» **What to work on**: Look through the data below and say how many of its lines contain "fraction", adding nothing else.
──────────
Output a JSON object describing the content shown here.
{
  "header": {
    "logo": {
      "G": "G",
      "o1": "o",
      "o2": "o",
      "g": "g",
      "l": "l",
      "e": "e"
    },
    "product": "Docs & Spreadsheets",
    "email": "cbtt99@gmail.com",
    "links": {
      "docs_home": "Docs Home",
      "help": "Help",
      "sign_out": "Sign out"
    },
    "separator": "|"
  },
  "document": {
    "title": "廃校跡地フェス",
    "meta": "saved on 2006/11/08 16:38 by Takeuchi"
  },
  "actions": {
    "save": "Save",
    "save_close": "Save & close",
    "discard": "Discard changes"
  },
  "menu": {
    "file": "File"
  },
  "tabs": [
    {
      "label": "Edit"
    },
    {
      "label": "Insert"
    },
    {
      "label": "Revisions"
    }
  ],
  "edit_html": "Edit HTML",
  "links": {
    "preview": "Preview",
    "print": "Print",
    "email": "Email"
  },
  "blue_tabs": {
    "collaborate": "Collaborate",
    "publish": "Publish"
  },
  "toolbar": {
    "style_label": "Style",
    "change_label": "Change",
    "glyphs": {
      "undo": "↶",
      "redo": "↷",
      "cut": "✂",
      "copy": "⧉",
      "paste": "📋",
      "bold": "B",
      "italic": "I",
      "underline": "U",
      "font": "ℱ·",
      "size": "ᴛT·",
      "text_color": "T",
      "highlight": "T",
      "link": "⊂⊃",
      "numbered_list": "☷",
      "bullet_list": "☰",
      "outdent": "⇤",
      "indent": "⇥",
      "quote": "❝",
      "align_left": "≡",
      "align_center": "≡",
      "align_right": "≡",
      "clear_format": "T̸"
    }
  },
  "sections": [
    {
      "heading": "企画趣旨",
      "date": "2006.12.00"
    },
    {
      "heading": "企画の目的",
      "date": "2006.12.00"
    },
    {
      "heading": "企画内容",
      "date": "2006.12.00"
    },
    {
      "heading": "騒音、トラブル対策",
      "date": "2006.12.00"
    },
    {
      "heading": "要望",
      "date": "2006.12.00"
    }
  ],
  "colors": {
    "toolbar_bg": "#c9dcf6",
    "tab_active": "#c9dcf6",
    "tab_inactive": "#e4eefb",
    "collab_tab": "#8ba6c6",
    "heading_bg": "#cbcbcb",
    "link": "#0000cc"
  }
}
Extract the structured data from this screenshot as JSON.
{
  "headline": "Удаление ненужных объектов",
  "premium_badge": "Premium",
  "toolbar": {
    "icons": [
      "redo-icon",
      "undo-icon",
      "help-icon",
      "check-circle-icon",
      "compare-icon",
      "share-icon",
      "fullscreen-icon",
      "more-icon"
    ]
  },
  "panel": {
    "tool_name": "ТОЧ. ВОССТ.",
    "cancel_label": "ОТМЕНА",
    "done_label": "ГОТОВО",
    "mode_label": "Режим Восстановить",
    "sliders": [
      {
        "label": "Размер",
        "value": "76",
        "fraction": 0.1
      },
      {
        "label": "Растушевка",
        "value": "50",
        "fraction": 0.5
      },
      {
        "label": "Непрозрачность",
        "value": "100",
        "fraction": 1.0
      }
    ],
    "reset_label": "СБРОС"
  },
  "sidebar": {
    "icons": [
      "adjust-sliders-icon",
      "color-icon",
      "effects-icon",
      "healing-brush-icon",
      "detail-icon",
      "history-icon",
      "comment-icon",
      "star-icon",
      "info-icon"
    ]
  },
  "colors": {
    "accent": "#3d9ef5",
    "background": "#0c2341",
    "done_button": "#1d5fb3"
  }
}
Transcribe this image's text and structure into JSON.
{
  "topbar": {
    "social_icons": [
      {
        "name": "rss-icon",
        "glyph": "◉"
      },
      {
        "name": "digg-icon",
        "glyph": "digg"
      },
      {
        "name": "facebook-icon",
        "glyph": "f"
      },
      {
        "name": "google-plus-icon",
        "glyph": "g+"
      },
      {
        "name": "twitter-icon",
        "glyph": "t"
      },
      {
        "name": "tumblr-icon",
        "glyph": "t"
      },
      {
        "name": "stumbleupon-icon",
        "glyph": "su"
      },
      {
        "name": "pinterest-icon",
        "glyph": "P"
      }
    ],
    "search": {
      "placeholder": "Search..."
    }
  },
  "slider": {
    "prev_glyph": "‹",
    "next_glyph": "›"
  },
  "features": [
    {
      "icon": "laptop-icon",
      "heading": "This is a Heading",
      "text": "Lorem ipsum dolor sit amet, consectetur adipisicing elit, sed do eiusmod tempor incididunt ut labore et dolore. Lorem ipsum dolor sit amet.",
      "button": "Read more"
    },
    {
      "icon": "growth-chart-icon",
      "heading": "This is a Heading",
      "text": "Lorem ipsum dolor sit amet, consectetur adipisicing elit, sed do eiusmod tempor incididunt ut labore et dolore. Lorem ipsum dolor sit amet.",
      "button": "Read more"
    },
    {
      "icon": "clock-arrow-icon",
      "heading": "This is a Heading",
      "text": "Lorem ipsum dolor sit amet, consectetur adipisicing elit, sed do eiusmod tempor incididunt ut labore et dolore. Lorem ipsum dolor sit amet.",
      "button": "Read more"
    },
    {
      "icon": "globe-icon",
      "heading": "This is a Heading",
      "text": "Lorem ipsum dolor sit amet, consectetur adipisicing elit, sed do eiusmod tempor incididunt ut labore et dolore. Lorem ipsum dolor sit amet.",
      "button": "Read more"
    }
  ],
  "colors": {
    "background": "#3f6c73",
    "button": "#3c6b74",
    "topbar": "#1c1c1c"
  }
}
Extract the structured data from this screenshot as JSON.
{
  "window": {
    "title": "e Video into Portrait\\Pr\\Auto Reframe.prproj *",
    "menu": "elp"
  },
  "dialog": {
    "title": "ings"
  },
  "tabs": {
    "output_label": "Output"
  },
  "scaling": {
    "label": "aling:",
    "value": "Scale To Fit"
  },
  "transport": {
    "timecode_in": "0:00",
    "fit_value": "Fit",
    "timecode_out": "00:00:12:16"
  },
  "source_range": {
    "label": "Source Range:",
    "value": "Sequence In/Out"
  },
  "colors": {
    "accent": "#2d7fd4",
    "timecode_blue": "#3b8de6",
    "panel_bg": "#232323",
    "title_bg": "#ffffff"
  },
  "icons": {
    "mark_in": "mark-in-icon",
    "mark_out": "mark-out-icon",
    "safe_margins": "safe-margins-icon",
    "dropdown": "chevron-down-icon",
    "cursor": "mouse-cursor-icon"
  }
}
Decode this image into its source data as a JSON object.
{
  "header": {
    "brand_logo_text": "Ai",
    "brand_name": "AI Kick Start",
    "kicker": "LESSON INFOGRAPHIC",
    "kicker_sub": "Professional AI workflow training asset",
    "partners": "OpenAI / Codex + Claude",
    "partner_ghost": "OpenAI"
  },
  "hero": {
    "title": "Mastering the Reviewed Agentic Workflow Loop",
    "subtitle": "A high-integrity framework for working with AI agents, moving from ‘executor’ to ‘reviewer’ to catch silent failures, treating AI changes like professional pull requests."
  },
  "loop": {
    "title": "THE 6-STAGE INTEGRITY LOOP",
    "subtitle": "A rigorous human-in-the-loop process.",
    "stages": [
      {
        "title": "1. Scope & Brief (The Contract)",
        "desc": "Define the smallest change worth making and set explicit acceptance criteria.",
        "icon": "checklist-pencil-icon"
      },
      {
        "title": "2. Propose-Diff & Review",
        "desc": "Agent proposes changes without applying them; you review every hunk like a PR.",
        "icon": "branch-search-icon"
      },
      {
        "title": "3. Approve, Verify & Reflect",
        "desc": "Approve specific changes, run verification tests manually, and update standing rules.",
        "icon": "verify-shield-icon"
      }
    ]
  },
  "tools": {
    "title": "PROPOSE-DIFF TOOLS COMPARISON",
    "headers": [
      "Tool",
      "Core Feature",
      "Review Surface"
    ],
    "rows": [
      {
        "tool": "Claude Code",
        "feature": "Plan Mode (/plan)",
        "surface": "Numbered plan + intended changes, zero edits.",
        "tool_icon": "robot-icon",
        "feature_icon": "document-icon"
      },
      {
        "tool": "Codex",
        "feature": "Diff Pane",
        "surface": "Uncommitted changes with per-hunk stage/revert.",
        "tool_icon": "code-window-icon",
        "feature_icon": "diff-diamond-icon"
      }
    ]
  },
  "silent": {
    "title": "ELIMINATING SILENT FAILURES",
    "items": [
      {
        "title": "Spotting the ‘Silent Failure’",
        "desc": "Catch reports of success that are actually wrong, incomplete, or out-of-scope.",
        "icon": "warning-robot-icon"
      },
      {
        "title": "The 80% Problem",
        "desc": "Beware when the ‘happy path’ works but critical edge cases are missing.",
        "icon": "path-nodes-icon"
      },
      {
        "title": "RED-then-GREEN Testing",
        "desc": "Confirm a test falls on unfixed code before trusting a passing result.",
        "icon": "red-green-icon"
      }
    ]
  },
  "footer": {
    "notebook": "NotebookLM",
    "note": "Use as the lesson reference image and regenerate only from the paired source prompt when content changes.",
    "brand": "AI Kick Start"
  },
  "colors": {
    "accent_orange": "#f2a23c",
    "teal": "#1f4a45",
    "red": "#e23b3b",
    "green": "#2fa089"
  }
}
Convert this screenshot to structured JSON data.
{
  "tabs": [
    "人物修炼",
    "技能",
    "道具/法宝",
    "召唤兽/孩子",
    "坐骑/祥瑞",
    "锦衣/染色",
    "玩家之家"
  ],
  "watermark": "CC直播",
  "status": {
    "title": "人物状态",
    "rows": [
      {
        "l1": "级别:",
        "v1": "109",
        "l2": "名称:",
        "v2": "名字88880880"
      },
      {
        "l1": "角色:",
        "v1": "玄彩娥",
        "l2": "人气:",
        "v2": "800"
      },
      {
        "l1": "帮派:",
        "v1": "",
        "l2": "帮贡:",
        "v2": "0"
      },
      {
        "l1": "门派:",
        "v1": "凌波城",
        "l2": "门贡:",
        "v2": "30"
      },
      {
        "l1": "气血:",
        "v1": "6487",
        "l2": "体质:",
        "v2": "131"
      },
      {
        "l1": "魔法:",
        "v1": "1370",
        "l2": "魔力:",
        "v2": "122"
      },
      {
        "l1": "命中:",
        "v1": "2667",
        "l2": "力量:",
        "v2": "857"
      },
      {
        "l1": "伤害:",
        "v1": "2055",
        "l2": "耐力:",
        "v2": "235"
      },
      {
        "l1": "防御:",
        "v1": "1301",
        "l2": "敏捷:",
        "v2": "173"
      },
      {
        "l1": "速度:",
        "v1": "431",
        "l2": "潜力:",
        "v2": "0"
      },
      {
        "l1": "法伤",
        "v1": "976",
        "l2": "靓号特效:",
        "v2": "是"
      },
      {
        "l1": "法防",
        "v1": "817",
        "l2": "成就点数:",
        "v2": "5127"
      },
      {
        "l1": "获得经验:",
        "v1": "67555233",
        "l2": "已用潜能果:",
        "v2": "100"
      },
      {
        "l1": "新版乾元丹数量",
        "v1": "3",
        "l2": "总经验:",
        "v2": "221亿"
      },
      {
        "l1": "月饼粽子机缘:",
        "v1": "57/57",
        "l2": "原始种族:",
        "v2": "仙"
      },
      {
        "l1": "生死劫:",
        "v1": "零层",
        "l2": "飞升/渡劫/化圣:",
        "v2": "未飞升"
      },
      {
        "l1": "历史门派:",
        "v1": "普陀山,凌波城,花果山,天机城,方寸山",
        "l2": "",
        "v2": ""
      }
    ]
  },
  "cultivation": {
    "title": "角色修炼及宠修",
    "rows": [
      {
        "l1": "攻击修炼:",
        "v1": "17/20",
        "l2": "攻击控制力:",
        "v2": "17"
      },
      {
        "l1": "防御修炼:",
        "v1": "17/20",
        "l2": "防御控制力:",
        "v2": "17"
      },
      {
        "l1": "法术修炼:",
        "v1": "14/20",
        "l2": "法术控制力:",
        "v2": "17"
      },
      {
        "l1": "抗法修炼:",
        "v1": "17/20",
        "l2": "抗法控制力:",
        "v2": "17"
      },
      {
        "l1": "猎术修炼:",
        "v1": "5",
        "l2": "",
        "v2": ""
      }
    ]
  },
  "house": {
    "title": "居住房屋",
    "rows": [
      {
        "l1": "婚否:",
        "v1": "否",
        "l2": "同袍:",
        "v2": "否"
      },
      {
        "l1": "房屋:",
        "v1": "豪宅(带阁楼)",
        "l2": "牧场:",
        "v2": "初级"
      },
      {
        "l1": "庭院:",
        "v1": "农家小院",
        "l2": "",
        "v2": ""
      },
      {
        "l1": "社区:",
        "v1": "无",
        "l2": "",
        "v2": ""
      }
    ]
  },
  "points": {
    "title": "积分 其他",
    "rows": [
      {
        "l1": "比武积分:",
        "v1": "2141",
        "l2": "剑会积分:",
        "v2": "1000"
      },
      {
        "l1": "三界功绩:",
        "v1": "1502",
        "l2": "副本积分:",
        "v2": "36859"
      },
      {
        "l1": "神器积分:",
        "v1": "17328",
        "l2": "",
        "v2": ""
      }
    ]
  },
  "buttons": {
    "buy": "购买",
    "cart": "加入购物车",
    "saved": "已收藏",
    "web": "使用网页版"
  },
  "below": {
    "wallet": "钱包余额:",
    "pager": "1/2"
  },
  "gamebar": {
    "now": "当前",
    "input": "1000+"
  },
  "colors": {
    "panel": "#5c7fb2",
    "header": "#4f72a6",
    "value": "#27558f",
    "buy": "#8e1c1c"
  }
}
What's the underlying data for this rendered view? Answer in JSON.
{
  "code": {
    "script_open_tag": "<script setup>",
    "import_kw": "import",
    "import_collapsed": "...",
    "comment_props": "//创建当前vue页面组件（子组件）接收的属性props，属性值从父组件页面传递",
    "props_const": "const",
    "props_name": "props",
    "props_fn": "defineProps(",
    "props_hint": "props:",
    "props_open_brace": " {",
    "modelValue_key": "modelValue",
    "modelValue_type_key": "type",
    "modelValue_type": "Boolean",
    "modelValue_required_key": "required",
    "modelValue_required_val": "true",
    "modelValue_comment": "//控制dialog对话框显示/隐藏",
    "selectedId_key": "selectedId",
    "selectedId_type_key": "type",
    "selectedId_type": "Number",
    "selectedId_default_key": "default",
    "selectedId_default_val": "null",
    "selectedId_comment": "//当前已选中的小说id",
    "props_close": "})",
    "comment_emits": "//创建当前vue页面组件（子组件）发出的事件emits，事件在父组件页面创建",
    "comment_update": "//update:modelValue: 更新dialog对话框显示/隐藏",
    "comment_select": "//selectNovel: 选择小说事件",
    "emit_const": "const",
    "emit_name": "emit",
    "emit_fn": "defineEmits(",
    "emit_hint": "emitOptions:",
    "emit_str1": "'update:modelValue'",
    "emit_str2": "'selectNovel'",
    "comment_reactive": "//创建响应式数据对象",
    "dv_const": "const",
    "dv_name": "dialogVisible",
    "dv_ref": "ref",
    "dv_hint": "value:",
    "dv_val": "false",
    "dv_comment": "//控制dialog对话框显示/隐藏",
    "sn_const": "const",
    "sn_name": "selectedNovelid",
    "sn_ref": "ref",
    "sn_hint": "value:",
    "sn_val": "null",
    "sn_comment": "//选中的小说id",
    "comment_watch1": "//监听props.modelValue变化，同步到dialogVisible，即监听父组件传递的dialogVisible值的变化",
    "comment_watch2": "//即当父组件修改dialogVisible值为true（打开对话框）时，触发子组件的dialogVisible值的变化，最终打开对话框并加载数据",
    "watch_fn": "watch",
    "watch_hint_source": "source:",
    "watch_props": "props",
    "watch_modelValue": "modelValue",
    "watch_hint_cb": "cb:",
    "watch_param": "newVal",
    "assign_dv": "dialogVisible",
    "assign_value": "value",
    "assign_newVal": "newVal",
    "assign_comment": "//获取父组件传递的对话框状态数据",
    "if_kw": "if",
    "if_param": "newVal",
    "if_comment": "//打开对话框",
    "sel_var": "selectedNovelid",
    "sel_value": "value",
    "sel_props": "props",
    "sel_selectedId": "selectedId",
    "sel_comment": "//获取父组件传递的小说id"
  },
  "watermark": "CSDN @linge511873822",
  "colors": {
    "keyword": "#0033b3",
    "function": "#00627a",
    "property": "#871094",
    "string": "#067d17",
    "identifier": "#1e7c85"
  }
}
──────────
» **Expected answer**: 3